### Stated exercise
Every line of the material that follows must be printed again exactly.

(Collected data entries)
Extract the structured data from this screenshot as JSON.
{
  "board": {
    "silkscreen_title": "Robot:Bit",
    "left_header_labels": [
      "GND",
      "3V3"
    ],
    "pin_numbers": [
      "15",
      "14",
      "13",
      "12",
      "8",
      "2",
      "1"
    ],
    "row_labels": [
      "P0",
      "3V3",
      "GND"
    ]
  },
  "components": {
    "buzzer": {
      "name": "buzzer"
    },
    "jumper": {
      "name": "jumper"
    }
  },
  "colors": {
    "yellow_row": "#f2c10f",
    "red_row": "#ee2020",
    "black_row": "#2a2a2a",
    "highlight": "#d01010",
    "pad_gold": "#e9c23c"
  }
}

### Problem solution
Extract the structured data from this screenshot as JSON.
{
  "board": {
    "silkscreen_title": "Robot:Bit",
    "left_header_labels": [
      "GND",
      "3V3"
    ],
    "pin_numbers": [
      "15",
      "14",
      "13",
      "12",
      "8",
      "2",
      "1"
    ],
    "row_labels": [
      "P0",
      "3V3",
      "GND"
    ]
  },
  "components": {
    "buzzer": {
      "name": "buzzer"
    },
    "jumper": {
      "name": "jumper"
    }
  },
  "colors": {
    "yellow_row": "#f2c10f",
    "red_row": "#ee2020",
    "black_row": "#2a2a2a",
    "highlight": "#d01010",
    "pad_gold": "#e9c23c"
  }
}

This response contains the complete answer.